▸ What is asked: Below are the entries; state how many of their lines contain the string "this", and nothing more.

===== Provided entries

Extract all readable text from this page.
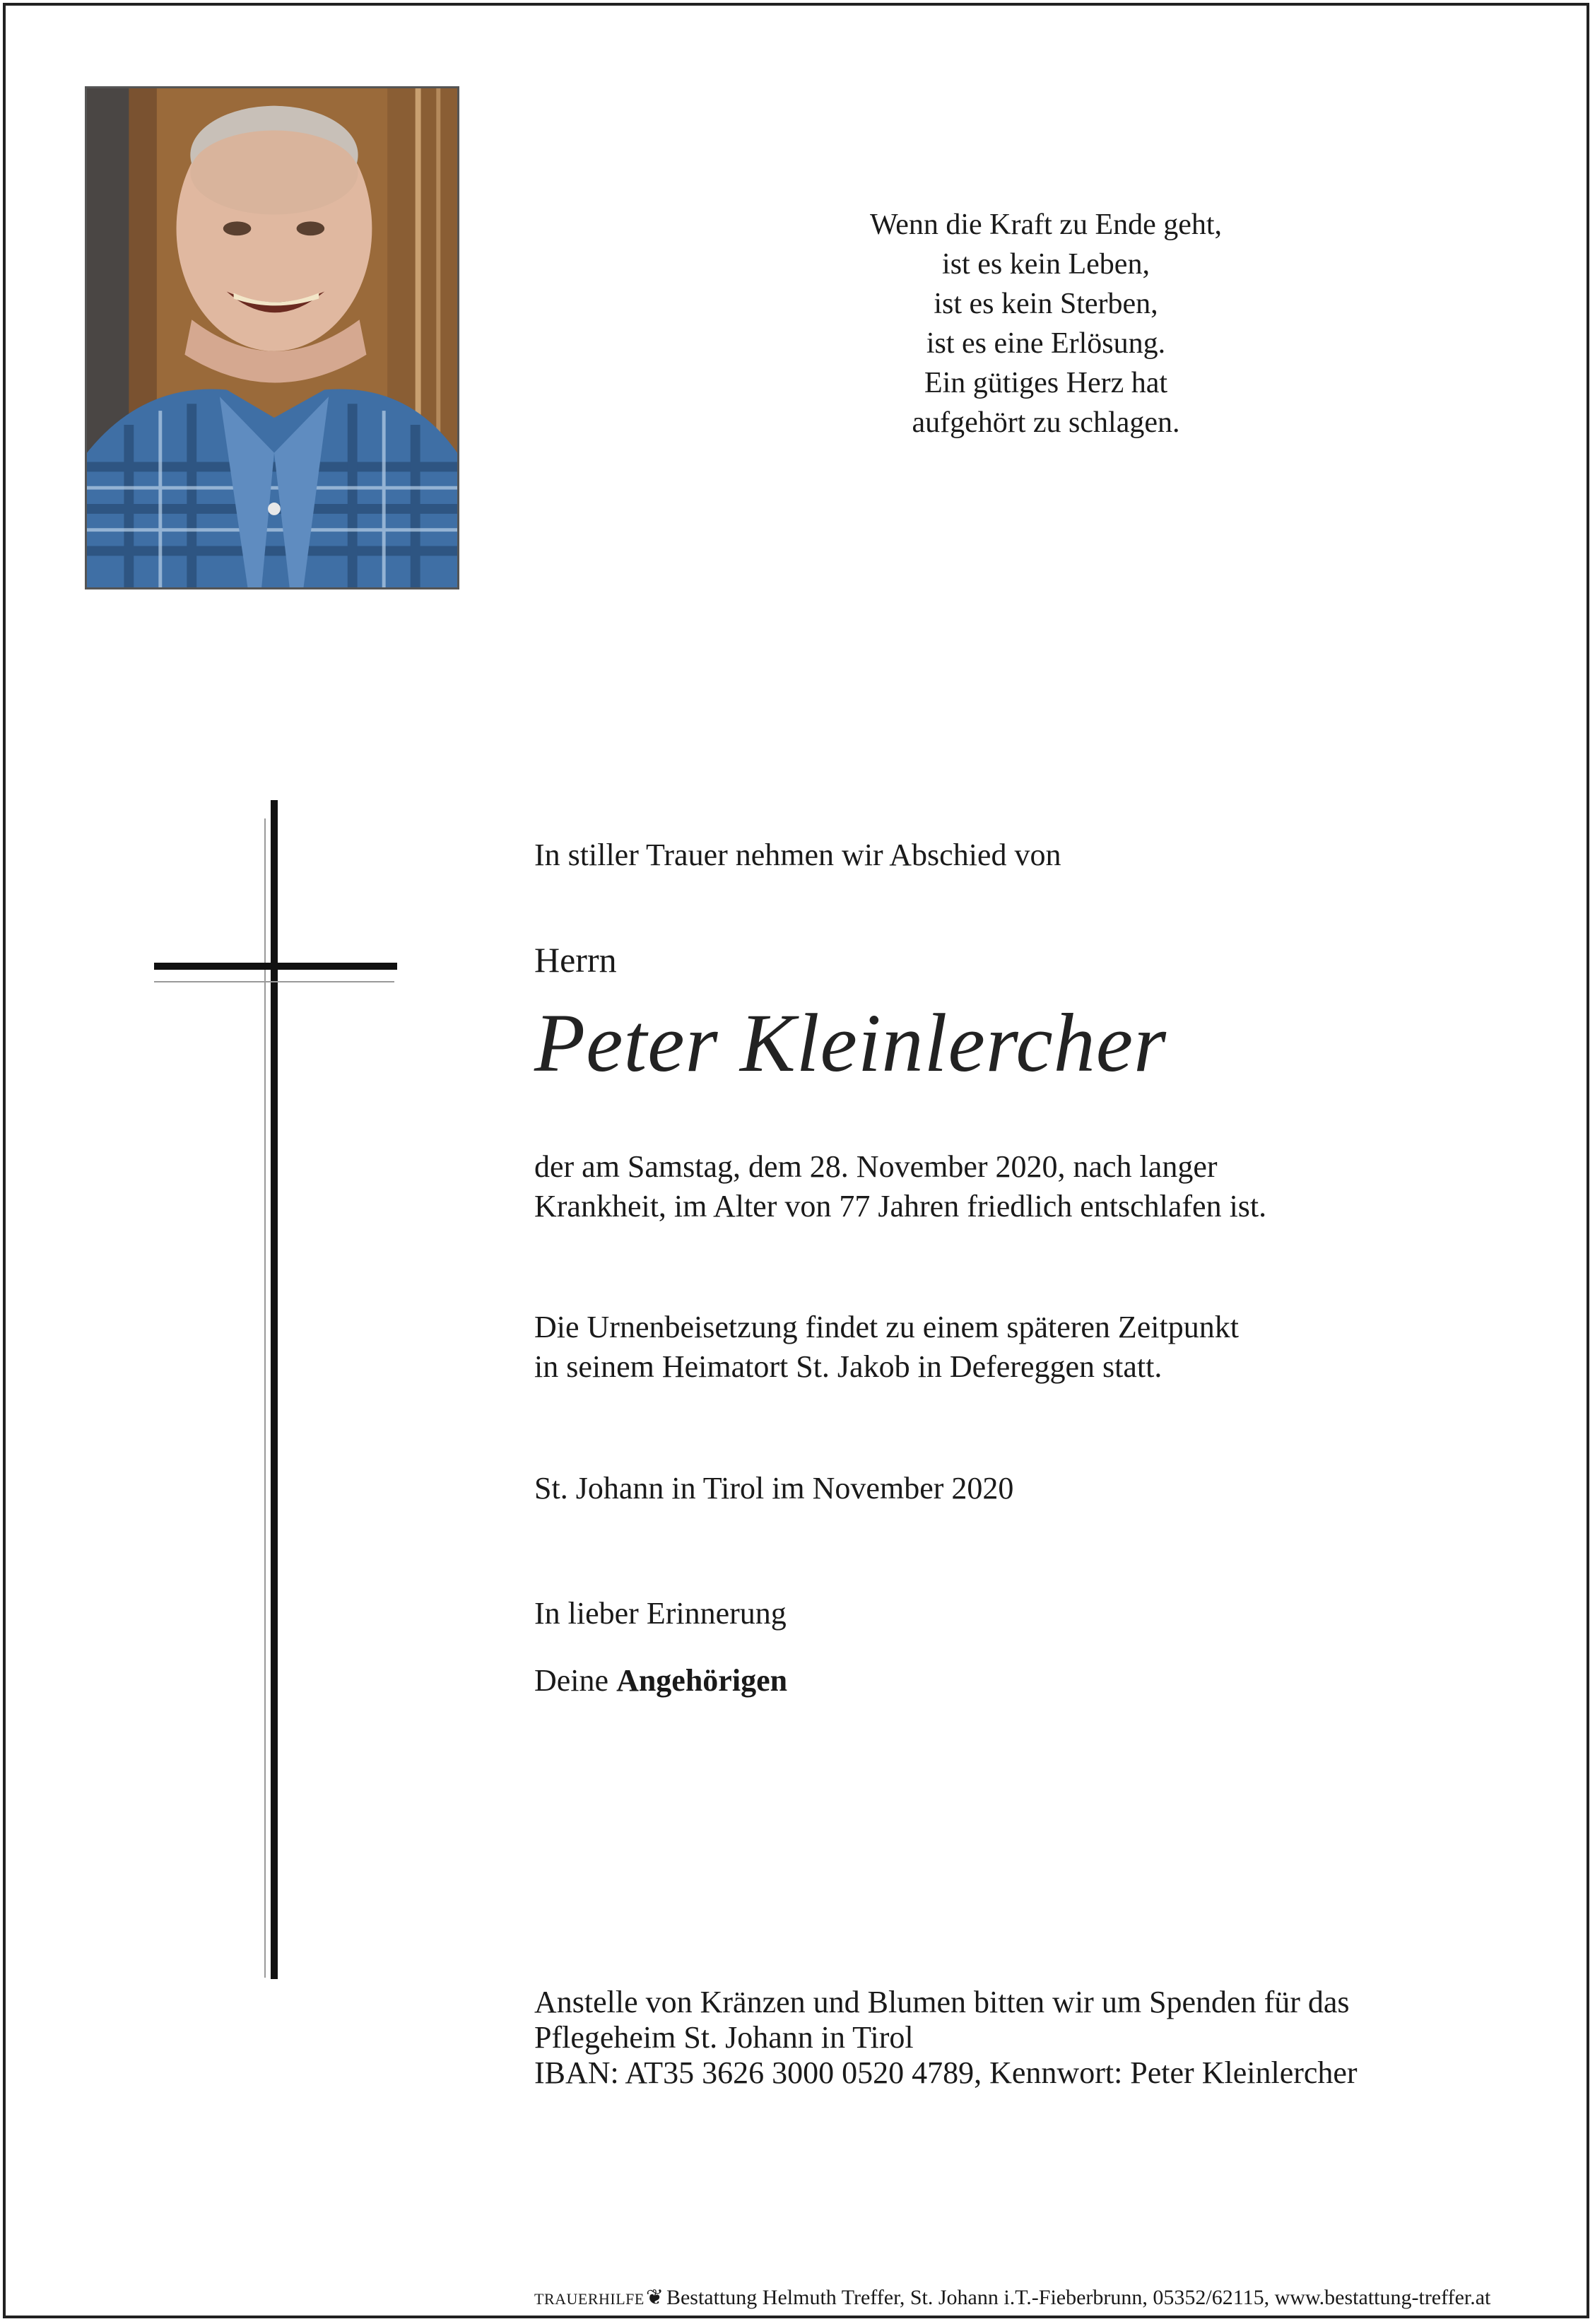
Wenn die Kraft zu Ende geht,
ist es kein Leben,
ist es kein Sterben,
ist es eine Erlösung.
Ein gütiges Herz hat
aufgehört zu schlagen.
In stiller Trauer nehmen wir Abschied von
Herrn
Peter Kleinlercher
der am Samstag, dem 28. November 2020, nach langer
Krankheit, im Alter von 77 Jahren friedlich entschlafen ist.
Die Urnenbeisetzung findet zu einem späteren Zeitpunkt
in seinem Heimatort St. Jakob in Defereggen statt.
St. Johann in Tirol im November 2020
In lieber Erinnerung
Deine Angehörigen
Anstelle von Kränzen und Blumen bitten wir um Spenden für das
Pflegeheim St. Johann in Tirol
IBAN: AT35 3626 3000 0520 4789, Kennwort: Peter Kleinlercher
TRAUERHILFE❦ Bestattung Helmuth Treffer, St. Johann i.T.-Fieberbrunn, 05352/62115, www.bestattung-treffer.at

==========
===== Provided entries

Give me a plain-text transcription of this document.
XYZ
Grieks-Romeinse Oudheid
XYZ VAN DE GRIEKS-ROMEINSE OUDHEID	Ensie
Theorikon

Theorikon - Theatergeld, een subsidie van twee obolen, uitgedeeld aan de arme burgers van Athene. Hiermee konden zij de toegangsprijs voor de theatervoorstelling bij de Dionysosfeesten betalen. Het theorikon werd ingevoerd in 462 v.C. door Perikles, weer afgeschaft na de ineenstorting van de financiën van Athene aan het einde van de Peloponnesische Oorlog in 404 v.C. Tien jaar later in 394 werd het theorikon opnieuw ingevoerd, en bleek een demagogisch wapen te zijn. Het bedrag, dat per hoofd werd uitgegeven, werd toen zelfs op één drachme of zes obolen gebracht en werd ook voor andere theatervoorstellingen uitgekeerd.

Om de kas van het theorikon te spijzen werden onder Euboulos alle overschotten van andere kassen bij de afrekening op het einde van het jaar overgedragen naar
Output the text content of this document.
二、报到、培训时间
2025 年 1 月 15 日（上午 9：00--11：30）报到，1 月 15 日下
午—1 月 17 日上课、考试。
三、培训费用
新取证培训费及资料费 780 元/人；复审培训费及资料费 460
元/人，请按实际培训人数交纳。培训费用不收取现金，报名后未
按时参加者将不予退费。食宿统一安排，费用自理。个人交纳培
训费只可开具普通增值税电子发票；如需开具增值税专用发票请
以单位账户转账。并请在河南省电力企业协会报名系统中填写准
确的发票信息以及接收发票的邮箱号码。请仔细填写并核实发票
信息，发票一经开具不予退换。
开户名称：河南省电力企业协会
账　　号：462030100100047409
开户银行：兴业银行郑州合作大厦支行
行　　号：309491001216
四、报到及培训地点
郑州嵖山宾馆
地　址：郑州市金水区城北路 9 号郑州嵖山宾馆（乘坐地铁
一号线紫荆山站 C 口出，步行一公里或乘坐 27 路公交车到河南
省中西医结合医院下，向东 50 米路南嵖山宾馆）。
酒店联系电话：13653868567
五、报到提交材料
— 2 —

==========

▸ The result: 3